## What is required
Provide an exact copy of the data, excluding the images.

>>>>>

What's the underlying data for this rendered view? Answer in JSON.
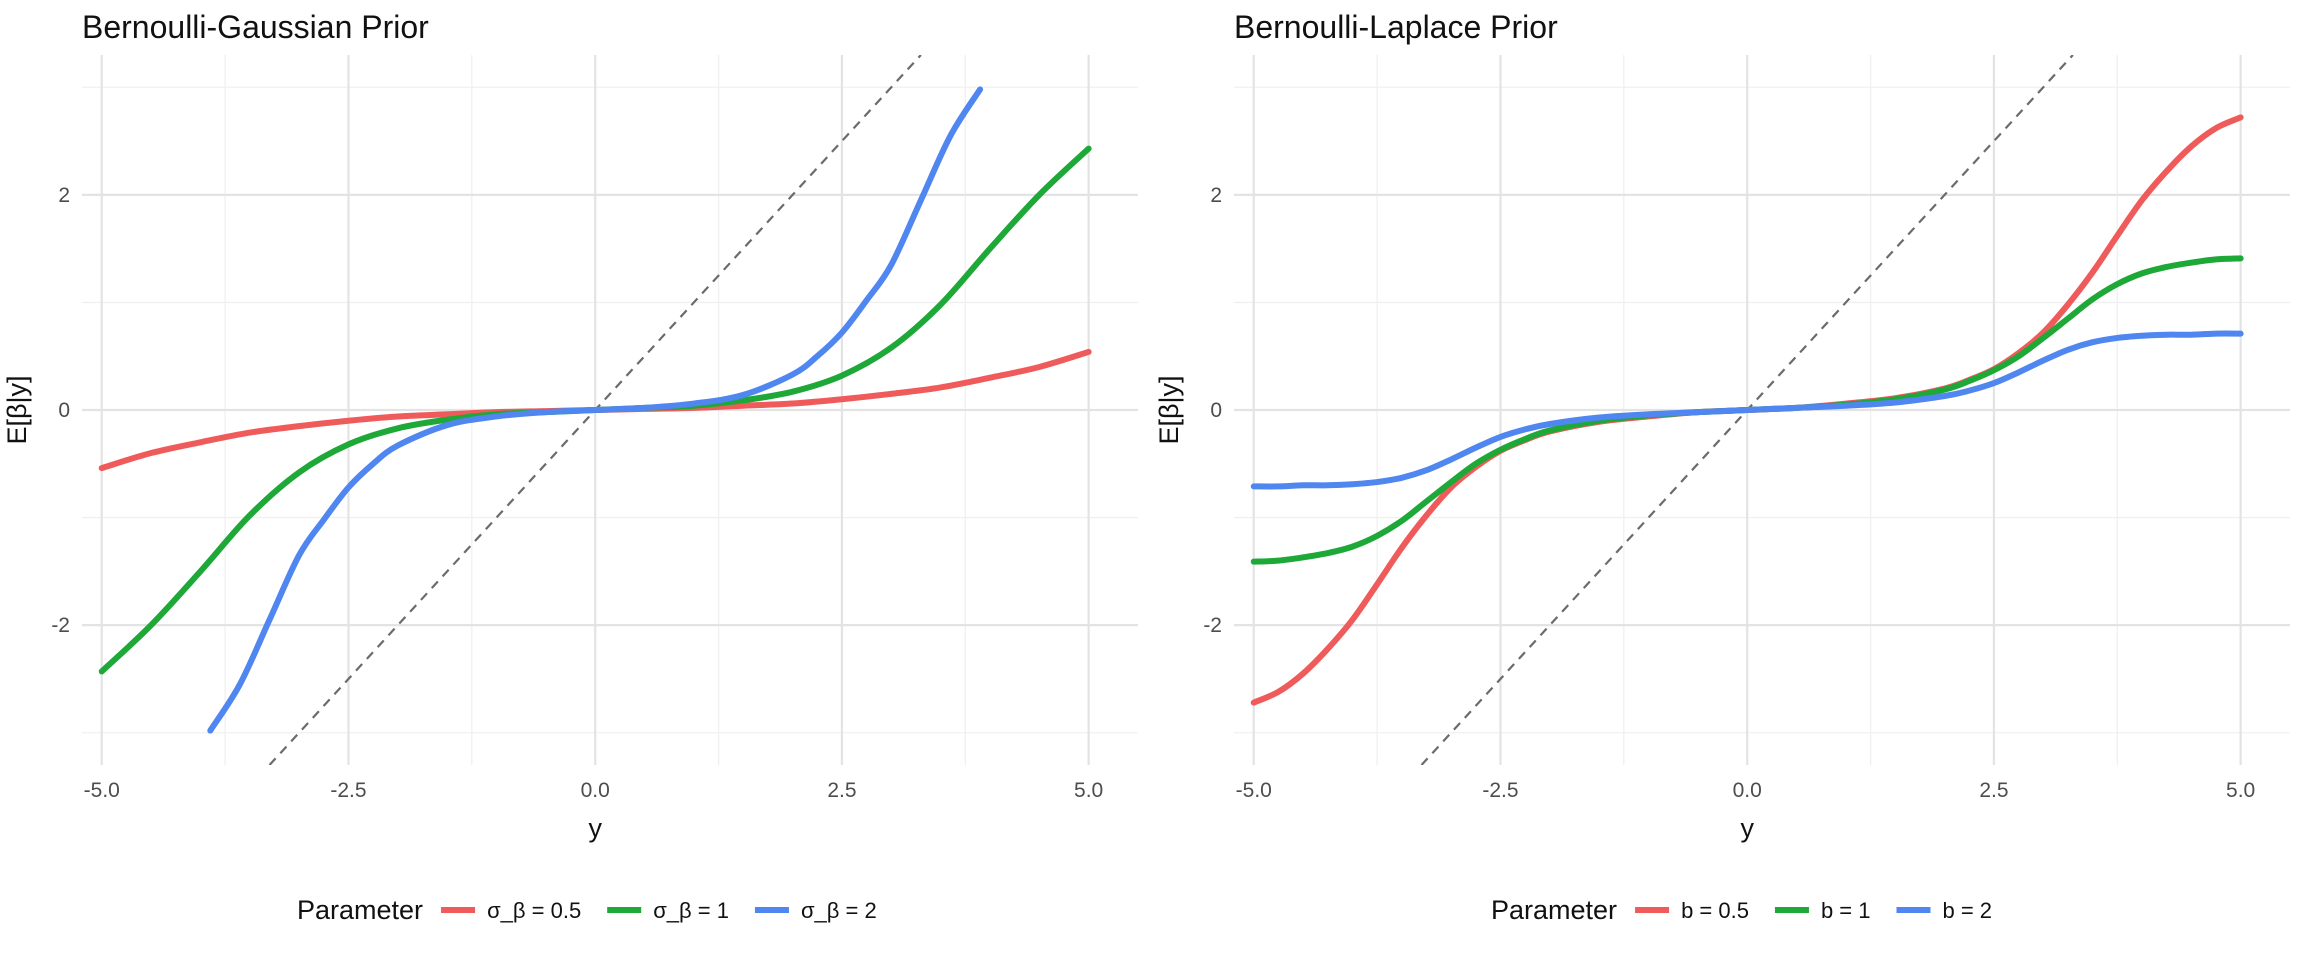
{
  "chart_data": [
    {
      "type": "line",
      "title": "Bernoulli-Gaussian Prior",
      "xlabel": "y",
      "ylabel": "E[β|y]",
      "xlim": [
        -5.2,
        5.5
      ],
      "ylim": [
        -3.3,
        3.3
      ],
      "x_ticks": [
        -5.0,
        -2.5,
        0.0,
        2.5,
        5.0
      ],
      "x_tick_labels": [
        "-5.0",
        "-2.5",
        "0.0",
        "2.5",
        "5.0"
      ],
      "y_ticks": [
        -2,
        0,
        2
      ],
      "y_tick_labels": [
        "-2",
        "0",
        "2"
      ],
      "grid": true,
      "legend": {
        "position": "bottom",
        "title": "Parameter"
      },
      "reference_line": {
        "style": "dashed",
        "color": "#6b6b6b",
        "equation": "y = x"
      },
      "series": [
        {
          "name": "σ_β = 0.5",
          "color": "#EF5B5B",
          "x": [
            -5.0,
            -4.5,
            -4.0,
            -3.5,
            -3.0,
            -2.5,
            -2.0,
            -1.5,
            -1.0,
            -0.5,
            0.0,
            0.5,
            1.0,
            1.5,
            2.0,
            2.5,
            3.0,
            3.5,
            4.0,
            4.5,
            5.0
          ],
          "y": [
            -0.54,
            -0.4,
            -0.3,
            -0.21,
            -0.15,
            -0.1,
            -0.06,
            -0.04,
            -0.02,
            -0.01,
            0.0,
            0.01,
            0.02,
            0.04,
            0.06,
            0.1,
            0.15,
            0.21,
            0.3,
            0.4,
            0.54
          ]
        },
        {
          "name": "σ_β = 1",
          "color": "#1EA838",
          "x": [
            -5.0,
            -4.5,
            -4.0,
            -3.5,
            -3.0,
            -2.5,
            -2.0,
            -1.5,
            -1.0,
            -0.5,
            0.0,
            0.5,
            1.0,
            1.5,
            2.0,
            2.5,
            3.0,
            3.5,
            4.0,
            4.5,
            5.0
          ],
          "y": [
            -2.43,
            -2.0,
            -1.5,
            -0.98,
            -0.58,
            -0.32,
            -0.17,
            -0.09,
            -0.04,
            -0.02,
            0.0,
            0.02,
            0.04,
            0.09,
            0.17,
            0.32,
            0.58,
            0.98,
            1.5,
            2.0,
            2.43
          ]
        },
        {
          "name": "σ_β = 2",
          "color": "#4F86EF",
          "x": [
            -3.9,
            -3.6,
            -3.3,
            -3.0,
            -2.75,
            -2.5,
            -2.25,
            -2.0,
            -1.5,
            -1.0,
            -0.5,
            0.0,
            0.5,
            1.0,
            1.5,
            2.0,
            2.25,
            2.5,
            2.75,
            3.0,
            3.3,
            3.6,
            3.9
          ],
          "y": [
            -2.98,
            -2.55,
            -1.95,
            -1.35,
            -1.02,
            -0.72,
            -0.5,
            -0.33,
            -0.14,
            -0.06,
            -0.02,
            0.0,
            0.02,
            0.06,
            0.14,
            0.33,
            0.5,
            0.72,
            1.02,
            1.35,
            1.95,
            2.55,
            2.98
          ]
        }
      ]
    },
    {
      "type": "line",
      "title": "Bernoulli-Laplace Prior",
      "xlabel": "y",
      "ylabel": "E[β|y]",
      "xlim": [
        -5.2,
        5.5
      ],
      "ylim": [
        -3.3,
        3.3
      ],
      "x_ticks": [
        -5.0,
        -2.5,
        0.0,
        2.5,
        5.0
      ],
      "x_tick_labels": [
        "-5.0",
        "-2.5",
        "0.0",
        "2.5",
        "5.0"
      ],
      "y_ticks": [
        -2,
        0,
        2
      ],
      "y_tick_labels": [
        "-2",
        "0",
        "2"
      ],
      "grid": true,
      "legend": {
        "position": "bottom",
        "title": "Parameter"
      },
      "reference_line": {
        "style": "dashed",
        "color": "#6b6b6b",
        "equation": "y = x"
      },
      "series": [
        {
          "name": "b = 0.5",
          "color": "#EF5B5B",
          "x": [
            -5.0,
            -4.75,
            -4.5,
            -4.25,
            -4.0,
            -3.75,
            -3.5,
            -3.25,
            -3.0,
            -2.75,
            -2.5,
            -2.25,
            -2.0,
            -1.5,
            -1.0,
            -0.5,
            0.0,
            0.5,
            1.0,
            1.5,
            2.0,
            2.25,
            2.5,
            2.75,
            3.0,
            3.25,
            3.5,
            3.75,
            4.0,
            4.25,
            4.5,
            4.75,
            5.0
          ],
          "y": [
            -2.72,
            -2.62,
            -2.45,
            -2.22,
            -1.95,
            -1.62,
            -1.28,
            -0.98,
            -0.72,
            -0.53,
            -0.38,
            -0.28,
            -0.2,
            -0.11,
            -0.06,
            -0.02,
            0.0,
            0.02,
            0.06,
            0.11,
            0.2,
            0.28,
            0.38,
            0.53,
            0.72,
            0.98,
            1.28,
            1.62,
            1.95,
            2.22,
            2.45,
            2.62,
            2.72
          ]
        },
        {
          "name": "b = 1",
          "color": "#1EA838",
          "x": [
            -5.0,
            -4.75,
            -4.5,
            -4.25,
            -4.0,
            -3.75,
            -3.5,
            -3.25,
            -3.0,
            -2.75,
            -2.5,
            -2.25,
            -2.0,
            -1.5,
            -1.0,
            -0.5,
            0.0,
            0.5,
            1.0,
            1.5,
            2.0,
            2.25,
            2.5,
            2.75,
            3.0,
            3.25,
            3.5,
            3.75,
            4.0,
            4.25,
            4.5,
            4.75,
            5.0
          ],
          "y": [
            -1.41,
            -1.4,
            -1.37,
            -1.33,
            -1.27,
            -1.17,
            -1.03,
            -0.85,
            -0.67,
            -0.5,
            -0.37,
            -0.27,
            -0.19,
            -0.1,
            -0.05,
            -0.02,
            0.0,
            0.02,
            0.05,
            0.1,
            0.19,
            0.27,
            0.37,
            0.5,
            0.67,
            0.85,
            1.03,
            1.17,
            1.27,
            1.33,
            1.37,
            1.4,
            1.41
          ]
        },
        {
          "name": "b = 2",
          "color": "#4F86EF",
          "x": [
            -5.0,
            -4.75,
            -4.5,
            -4.25,
            -4.0,
            -3.75,
            -3.5,
            -3.25,
            -3.0,
            -2.75,
            -2.5,
            -2.25,
            -2.0,
            -1.5,
            -1.0,
            -0.5,
            0.0,
            0.5,
            1.0,
            1.5,
            2.0,
            2.25,
            2.5,
            2.75,
            3.0,
            3.25,
            3.5,
            3.75,
            4.0,
            4.25,
            4.5,
            4.75,
            5.0
          ],
          "y": [
            -0.71,
            -0.71,
            -0.7,
            -0.7,
            -0.69,
            -0.67,
            -0.63,
            -0.56,
            -0.46,
            -0.35,
            -0.25,
            -0.18,
            -0.13,
            -0.07,
            -0.04,
            -0.02,
            0.0,
            0.02,
            0.04,
            0.07,
            0.13,
            0.18,
            0.25,
            0.35,
            0.46,
            0.56,
            0.63,
            0.67,
            0.69,
            0.7,
            0.7,
            0.71,
            0.71
          ]
        }
      ]
    }
  ]
}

<<<<<

## The response
What's the underlying data for this rendered view? Answer in JSON.
{
  "chart_data": [
    {
      "type": "line",
      "title": "Bernoulli-Gaussian Prior",
      "xlabel": "y",
      "ylabel": "E[β|y]",
      "xlim": [
        -5.2,
        5.5
      ],
      "ylim": [
        -3.3,
        3.3
      ],
      "x_ticks": [
        -5.0,
        -2.5,
        0.0,
        2.5,
        5.0
      ],
      "x_tick_labels": [
        "-5.0",
        "-2.5",
        "0.0",
        "2.5",
        "5.0"
      ],
      "y_ticks": [
        -2,
        0,
        2
      ],
      "y_tick_labels": [
        "-2",
        "0",
        "2"
      ],
      "grid": true,
      "legend": {
        "position": "bottom",
        "title": "Parameter"
      },
      "reference_line": {
        "style": "dashed",
        "color": "#6b6b6b",
        "equation": "y = x"
      },
      "series": [
        {
          "name": "σ_β = 0.5",
          "color": "#EF5B5B",
          "x": [
            -5.0,
            -4.5,
            -4.0,
            -3.5,
            -3.0,
            -2.5,
            -2.0,
            -1.5,
            -1.0,
            -0.5,
            0.0,
            0.5,
            1.0,
            1.5,
            2.0,
            2.5,
            3.0,
            3.5,
            4.0,
            4.5,
            5.0
          ],
          "y": [
            -0.54,
            -0.4,
            -0.3,
            -0.21,
            -0.15,
            -0.1,
            -0.06,
            -0.04,
            -0.02,
            -0.01,
            0.0,
            0.01,
            0.02,
            0.04,
            0.06,
            0.1,
            0.15,
            0.21,
            0.3,
            0.4,
            0.54
          ]
        },
        {
          "name": "σ_β = 1",
          "color": "#1EA838",
          "x": [
            -5.0,
            -4.5,
            -4.0,
            -3.5,
            -3.0,
            -2.5,
            -2.0,
            -1.5,
            -1.0,
            -0.5,
            0.0,
            0.5,
            1.0,
            1.5,
            2.0,
            2.5,
            3.0,
            3.5,
            4.0,
            4.5,
            5.0
          ],
          "y": [
            -2.43,
            -2.0,
            -1.5,
            -0.98,
            -0.58,
            -0.32,
            -0.17,
            -0.09,
            -0.04,
            -0.02,
            0.0,
            0.02,
            0.04,
            0.09,
            0.17,
            0.32,
            0.58,
            0.98,
            1.5,
            2.0,
            2.43
          ]
        },
        {
          "name": "σ_β = 2",
          "color": "#4F86EF",
          "x": [
            -3.9,
            -3.6,
            -3.3,
            -3.0,
            -2.75,
            -2.5,
            -2.25,
            -2.0,
            -1.5,
            -1.0,
            -0.5,
            0.0,
            0.5,
            1.0,
            1.5,
            2.0,
            2.25,
            2.5,
            2.75,
            3.0,
            3.3,
            3.6,
            3.9
          ],
          "y": [
            -2.98,
            -2.55,
            -1.95,
            -1.35,
            -1.02,
            -0.72,
            -0.5,
            -0.33,
            -0.14,
            -0.06,
            -0.02,
            0.0,
            0.02,
            0.06,
            0.14,
            0.33,
            0.5,
            0.72,
            1.02,
            1.35,
            1.95,
            2.55,
            2.98
          ]
        }
      ]
    },
    {
      "type": "line",
      "title": "Bernoulli-Laplace Prior",
      "xlabel": "y",
      "ylabel": "E[β|y]",
      "xlim": [
        -5.2,
        5.5
      ],
      "ylim": [
        -3.3,
        3.3
      ],
      "x_ticks": [
        -5.0,
        -2.5,
        0.0,
        2.5,
        5.0
      ],
      "x_tick_labels": [
        "-5.0",
        "-2.5",
        "0.0",
        "2.5",
        "5.0"
      ],
      "y_ticks": [
        -2,
        0,
        2
      ],
      "y_tick_labels": [
        "-2",
        "0",
        "2"
      ],
      "grid": true,
      "legend": {
        "position": "bottom",
        "title": "Parameter"
      },
      "reference_line": {
        "style": "dashed",
        "color": "#6b6b6b",
        "equation": "y = x"
      },
      "series": [
        {
          "name": "b = 0.5",
          "color": "#EF5B5B",
          "x": [
            -5.0,
            -4.75,
            -4.5,
            -4.25,
            -4.0,
            -3.75,
            -3.5,
            -3.25,
            -3.0,
            -2.75,
            -2.5,
            -2.25,
            -2.0,
            -1.5,
            -1.0,
            -0.5,
            0.0,
            0.5,
            1.0,
            1.5,
            2.0,
            2.25,
            2.5,
            2.75,
            3.0,
            3.25,
            3.5,
            3.75,
            4.0,
            4.25,
            4.5,
            4.75,
            5.0
          ],
          "y": [
            -2.72,
            -2.62,
            -2.45,
            -2.22,
            -1.95,
            -1.62,
            -1.28,
            -0.98,
            -0.72,
            -0.53,
            -0.38,
            -0.28,
            -0.2,
            -0.11,
            -0.06,
            -0.02,
            0.0,
            0.02,
            0.06,
            0.11,
            0.2,
            0.28,
            0.38,
            0.53,
            0.72,
            0.98,
            1.28,
            1.62,
            1.95,
            2.22,
            2.45,
            2.62,
            2.72
          ]
        },
        {
          "name": "b = 1",
          "color": "#1EA838",
          "x": [
            -5.0,
            -4.75,
            -4.5,
            -4.25,
            -4.0,
            -3.75,
            -3.5,
            -3.25,
            -3.0,
            -2.75,
            -2.5,
            -2.25,
            -2.0,
            -1.5,
            -1.0,
            -0.5,
            0.0,
            0.5,
            1.0,
            1.5,
            2.0,
            2.25,
            2.5,
            2.75,
            3.0,
            3.25,
            3.5,
            3.75,
            4.0,
            4.25,
            4.5,
            4.75,
            5.0
          ],
          "y": [
            -1.41,
            -1.4,
            -1.37,
            -1.33,
            -1.27,
            -1.17,
            -1.03,
            -0.85,
            -0.67,
            -0.5,
            -0.37,
            -0.27,
            -0.19,
            -0.1,
            -0.05,
            -0.02,
            0.0,
            0.02,
            0.05,
            0.1,
            0.19,
            0.27,
            0.37,
            0.5,
            0.67,
            0.85,
            1.03,
            1.17,
            1.27,
            1.33,
            1.37,
            1.4,
            1.41
          ]
        },
        {
          "name": "b = 2",
          "color": "#4F86EF",
          "x": [
            -5.0,
            -4.75,
            -4.5,
            -4.25,
            -4.0,
            -3.75,
            -3.5,
            -3.25,
            -3.0,
            -2.75,
            -2.5,
            -2.25,
            -2.0,
            -1.5,
            -1.0,
            -0.5,
            0.0,
            0.5,
            1.0,
            1.5,
            2.0,
            2.25,
            2.5,
            2.75,
            3.0,
            3.25,
            3.5,
            3.75,
            4.0,
            4.25,
            4.5,
            4.75,
            5.0
          ],
          "y": [
            -0.71,
            -0.71,
            -0.7,
            -0.7,
            -0.69,
            -0.67,
            -0.63,
            -0.56,
            -0.46,
            -0.35,
            -0.25,
            -0.18,
            -0.13,
            -0.07,
            -0.04,
            -0.02,
            0.0,
            0.02,
            0.04,
            0.07,
            0.13,
            0.18,
            0.25,
            0.35,
            0.46,
            0.56,
            0.63,
            0.67,
            0.69,
            0.7,
            0.7,
            0.71,
            0.71
          ]
        }
      ]
    }
  ]
}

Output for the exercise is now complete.